## What the task requires:
Locate and copy each line in the data that contains the word "doanh".

### Records provided

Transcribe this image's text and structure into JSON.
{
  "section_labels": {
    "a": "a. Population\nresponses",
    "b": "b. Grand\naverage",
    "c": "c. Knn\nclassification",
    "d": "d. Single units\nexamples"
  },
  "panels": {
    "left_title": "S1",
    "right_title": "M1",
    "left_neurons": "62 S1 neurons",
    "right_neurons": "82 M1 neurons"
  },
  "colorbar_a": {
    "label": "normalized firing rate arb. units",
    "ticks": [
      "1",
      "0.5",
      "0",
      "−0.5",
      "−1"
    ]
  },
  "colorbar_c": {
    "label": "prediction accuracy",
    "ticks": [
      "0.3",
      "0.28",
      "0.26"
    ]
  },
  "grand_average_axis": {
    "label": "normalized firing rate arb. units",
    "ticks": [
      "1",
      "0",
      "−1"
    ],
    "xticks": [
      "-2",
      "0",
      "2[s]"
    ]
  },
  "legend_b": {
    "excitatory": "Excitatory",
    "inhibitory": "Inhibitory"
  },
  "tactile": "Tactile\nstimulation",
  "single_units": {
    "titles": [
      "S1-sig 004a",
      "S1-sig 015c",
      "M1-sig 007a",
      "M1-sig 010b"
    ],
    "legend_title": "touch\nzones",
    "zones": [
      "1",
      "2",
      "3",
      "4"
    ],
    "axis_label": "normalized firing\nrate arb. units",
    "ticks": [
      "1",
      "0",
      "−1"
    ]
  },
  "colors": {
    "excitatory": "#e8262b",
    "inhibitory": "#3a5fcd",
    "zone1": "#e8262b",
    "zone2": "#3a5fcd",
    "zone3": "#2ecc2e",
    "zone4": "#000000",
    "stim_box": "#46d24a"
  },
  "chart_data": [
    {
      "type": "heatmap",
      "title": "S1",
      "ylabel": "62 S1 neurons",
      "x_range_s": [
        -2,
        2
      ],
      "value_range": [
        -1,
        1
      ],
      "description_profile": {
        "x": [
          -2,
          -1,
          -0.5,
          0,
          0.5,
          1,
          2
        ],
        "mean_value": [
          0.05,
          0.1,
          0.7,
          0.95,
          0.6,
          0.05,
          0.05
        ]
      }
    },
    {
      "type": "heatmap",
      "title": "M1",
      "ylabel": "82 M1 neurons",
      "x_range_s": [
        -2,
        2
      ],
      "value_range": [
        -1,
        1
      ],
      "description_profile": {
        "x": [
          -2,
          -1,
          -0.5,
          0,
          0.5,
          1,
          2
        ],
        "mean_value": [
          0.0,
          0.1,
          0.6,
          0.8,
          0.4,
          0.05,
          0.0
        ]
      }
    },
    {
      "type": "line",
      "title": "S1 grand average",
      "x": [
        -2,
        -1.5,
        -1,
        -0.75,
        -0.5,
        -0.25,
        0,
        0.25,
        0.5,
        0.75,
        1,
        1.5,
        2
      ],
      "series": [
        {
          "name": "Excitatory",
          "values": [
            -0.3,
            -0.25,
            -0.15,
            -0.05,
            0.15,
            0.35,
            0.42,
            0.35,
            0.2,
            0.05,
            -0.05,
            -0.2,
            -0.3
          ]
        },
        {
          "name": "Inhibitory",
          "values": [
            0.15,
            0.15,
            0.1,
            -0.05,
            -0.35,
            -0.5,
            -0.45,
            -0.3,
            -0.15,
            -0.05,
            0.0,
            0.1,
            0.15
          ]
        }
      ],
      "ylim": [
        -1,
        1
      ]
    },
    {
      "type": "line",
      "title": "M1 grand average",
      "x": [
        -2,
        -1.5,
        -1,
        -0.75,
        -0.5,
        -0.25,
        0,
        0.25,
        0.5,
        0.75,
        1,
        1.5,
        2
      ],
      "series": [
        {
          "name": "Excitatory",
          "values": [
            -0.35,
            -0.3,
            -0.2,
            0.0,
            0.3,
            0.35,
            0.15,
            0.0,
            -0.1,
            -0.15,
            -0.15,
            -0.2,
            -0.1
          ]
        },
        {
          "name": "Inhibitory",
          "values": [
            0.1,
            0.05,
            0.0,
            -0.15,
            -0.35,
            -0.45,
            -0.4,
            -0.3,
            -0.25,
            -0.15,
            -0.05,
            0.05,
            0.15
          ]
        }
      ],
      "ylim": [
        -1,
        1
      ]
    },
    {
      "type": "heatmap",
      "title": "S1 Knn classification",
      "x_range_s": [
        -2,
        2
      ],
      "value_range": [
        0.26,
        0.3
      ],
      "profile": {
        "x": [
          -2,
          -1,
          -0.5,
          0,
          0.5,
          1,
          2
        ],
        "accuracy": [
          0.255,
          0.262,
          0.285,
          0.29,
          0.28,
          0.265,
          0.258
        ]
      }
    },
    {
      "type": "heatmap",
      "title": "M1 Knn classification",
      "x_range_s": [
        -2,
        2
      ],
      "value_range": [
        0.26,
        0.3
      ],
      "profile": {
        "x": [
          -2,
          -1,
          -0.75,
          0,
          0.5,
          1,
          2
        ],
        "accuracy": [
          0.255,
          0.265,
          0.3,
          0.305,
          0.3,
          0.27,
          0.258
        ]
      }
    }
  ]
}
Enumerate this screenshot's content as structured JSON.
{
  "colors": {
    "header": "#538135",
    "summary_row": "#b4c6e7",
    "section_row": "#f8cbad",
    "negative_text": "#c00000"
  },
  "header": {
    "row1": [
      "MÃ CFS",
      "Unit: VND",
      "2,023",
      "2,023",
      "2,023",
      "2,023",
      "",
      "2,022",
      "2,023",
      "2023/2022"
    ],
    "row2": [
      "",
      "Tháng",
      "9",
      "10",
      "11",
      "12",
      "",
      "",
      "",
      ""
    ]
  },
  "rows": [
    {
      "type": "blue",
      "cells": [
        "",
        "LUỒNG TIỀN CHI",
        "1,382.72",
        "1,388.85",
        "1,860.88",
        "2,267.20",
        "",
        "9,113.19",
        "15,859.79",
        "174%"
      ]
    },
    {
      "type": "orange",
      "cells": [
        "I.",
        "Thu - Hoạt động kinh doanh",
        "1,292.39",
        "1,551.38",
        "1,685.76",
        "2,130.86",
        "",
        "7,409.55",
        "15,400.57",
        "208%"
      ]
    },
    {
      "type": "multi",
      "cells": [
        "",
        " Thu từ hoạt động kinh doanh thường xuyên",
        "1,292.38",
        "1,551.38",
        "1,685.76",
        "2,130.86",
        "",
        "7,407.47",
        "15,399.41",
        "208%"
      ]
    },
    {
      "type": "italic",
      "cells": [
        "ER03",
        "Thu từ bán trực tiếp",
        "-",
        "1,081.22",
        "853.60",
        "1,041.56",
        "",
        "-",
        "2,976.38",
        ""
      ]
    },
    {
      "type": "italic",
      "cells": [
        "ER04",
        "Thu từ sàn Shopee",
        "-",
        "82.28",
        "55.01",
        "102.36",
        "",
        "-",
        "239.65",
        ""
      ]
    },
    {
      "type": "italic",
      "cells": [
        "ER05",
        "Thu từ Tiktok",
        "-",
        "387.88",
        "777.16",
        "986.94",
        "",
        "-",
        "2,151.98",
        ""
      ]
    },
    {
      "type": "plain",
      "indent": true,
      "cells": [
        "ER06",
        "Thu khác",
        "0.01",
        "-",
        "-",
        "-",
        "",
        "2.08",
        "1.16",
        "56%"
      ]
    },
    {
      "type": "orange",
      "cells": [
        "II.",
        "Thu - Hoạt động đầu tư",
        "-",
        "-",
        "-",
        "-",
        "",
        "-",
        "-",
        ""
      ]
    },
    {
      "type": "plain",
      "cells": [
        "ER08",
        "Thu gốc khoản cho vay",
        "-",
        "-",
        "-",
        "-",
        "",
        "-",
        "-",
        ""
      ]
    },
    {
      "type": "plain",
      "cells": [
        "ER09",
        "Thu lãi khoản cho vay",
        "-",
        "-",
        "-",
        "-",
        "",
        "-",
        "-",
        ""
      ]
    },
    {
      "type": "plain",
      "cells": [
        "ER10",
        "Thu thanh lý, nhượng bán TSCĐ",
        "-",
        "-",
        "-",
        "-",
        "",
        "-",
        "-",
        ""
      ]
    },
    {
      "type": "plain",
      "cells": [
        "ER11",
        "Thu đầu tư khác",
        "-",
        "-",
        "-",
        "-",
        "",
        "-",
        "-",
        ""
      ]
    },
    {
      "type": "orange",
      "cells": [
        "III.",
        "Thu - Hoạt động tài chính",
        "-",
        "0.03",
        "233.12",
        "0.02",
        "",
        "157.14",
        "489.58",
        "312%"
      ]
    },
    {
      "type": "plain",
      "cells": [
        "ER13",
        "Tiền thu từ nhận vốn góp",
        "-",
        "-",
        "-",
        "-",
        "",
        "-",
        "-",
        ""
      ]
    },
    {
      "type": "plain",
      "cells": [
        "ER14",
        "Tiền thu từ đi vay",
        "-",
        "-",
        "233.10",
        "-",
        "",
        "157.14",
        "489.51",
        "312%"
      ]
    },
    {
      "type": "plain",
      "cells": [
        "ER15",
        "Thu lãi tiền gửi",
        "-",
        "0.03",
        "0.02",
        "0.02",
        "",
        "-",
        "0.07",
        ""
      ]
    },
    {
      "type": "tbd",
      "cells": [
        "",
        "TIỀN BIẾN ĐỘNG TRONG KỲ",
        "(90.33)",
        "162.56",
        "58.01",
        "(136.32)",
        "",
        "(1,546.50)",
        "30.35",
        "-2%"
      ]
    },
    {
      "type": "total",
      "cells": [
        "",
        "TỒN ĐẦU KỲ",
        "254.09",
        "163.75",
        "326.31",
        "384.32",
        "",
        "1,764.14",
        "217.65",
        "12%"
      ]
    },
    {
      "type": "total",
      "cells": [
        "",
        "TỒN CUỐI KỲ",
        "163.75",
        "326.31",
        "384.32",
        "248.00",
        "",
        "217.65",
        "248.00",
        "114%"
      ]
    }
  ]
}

######

## Final result:
        "Thu - Hoạt động kinh doanh",
        " Thu từ hoạt động kinh doanh thường xuyên",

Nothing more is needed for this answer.